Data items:
>> Begin

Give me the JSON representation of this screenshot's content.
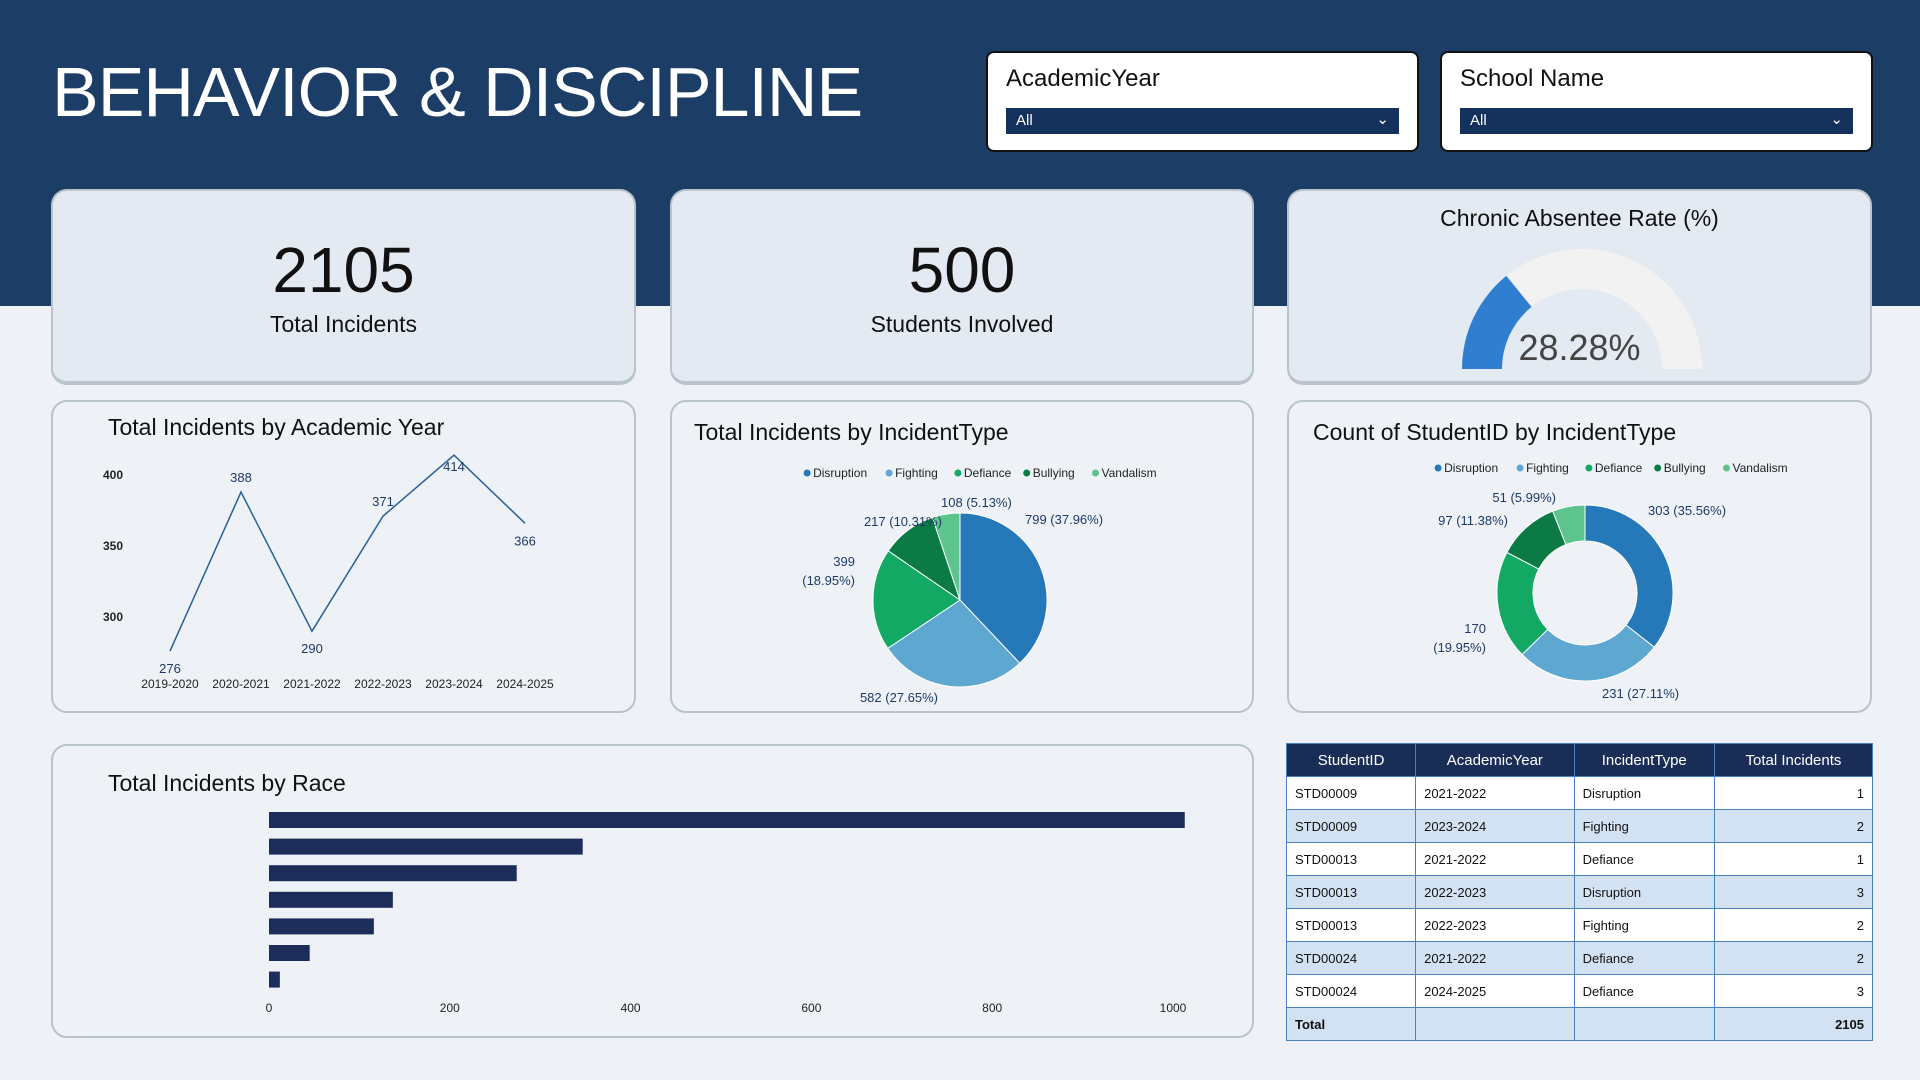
{
  "header": {
    "title": "BEHAVIOR & DISCIPLINE"
  },
  "filters": [
    {
      "label": "AcademicYear",
      "value": "All"
    },
    {
      "label": "School Name",
      "value": "All"
    }
  ],
  "kpis": {
    "total_incidents": {
      "value": "2105",
      "label": "Total Incidents"
    },
    "students_involved": {
      "value": "500",
      "label": "Students Involved"
    }
  },
  "gauge": {
    "title": "Chronic Absentee Rate (%)",
    "value_label": "28.28%",
    "value": 28.28,
    "max": 100,
    "fill_color": "#2f7ed0",
    "track_color": "#f2f2f2"
  },
  "colors": {
    "header": "#1b3d66",
    "Disruption": "#2579b8",
    "Fighting": "#5ea7d1",
    "Defiance": "#13a864",
    "Bullying": "#0b7a45",
    "Vandalism": "#5cc48c",
    "bars": "#1b2d58"
  },
  "chart_data": [
    {
      "type": "line",
      "title": "Total Incidents by Academic Year",
      "categories": [
        "2019-2020",
        "2020-2021",
        "2021-2022",
        "2022-2023",
        "2023-2024",
        "2024-2025"
      ],
      "values": [
        276,
        388,
        290,
        371,
        414,
        366
      ],
      "yticks": [
        "300",
        "350",
        "400"
      ],
      "color": "#2a5f9a"
    },
    {
      "type": "pie",
      "title": "Total Incidents by IncidentType",
      "categories": [
        "Disruption",
        "Fighting",
        "Defiance",
        "Bullying",
        "Vandalism"
      ],
      "values": [
        799,
        582,
        399,
        217,
        108
      ],
      "labels": [
        "799 (37.96%)",
        "582 (27.65%)",
        "399 (18.95%)",
        "217 (10.31%)",
        "108 (5.13%)"
      ],
      "legend": "top"
    },
    {
      "type": "donut",
      "title": "Count of StudentID by IncidentType",
      "categories": [
        "Disruption",
        "Fighting",
        "Defiance",
        "Bullying",
        "Vandalism"
      ],
      "values": [
        303,
        231,
        170,
        97,
        51
      ],
      "labels": [
        "303 (35.56%)",
        "231 (27.11%)",
        "170 (19.95%)",
        "97 (11.38%)",
        "51 (5.99%)"
      ],
      "legend": "top"
    },
    {
      "type": "bar",
      "orientation": "horizontal",
      "title": "Total Incidents by Race",
      "values": [
        1013,
        347,
        274,
        137,
        116,
        45,
        12
      ],
      "xticks": [
        "0",
        "200",
        "400",
        "600",
        "800",
        "1000"
      ],
      "xlim": [
        0,
        1000
      ]
    }
  ],
  "table": {
    "headers": [
      "StudentID",
      "AcademicYear",
      "IncidentType",
      "Total Incidents"
    ],
    "rows": [
      [
        "STD00009",
        "2021-2022",
        "Disruption",
        "1"
      ],
      [
        "STD00009",
        "2023-2024",
        "Fighting",
        "2"
      ],
      [
        "STD00013",
        "2021-2022",
        "Defiance",
        "1"
      ],
      [
        "STD00013",
        "2022-2023",
        "Disruption",
        "3"
      ],
      [
        "STD00013",
        "2022-2023",
        "Fighting",
        "2"
      ],
      [
        "STD00024",
        "2021-2022",
        "Defiance",
        "2"
      ],
      [
        "STD00024",
        "2024-2025",
        "Defiance",
        "3"
      ]
    ],
    "total": {
      "label": "Total",
      "value": "2105"
    }
  }
}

>> End

SET PROBLEM: Collect each line containing the string "StudentID".

RESULT OF THIS TASK:
      "title": "Count of StudentID by IncidentType",
      "StudentID",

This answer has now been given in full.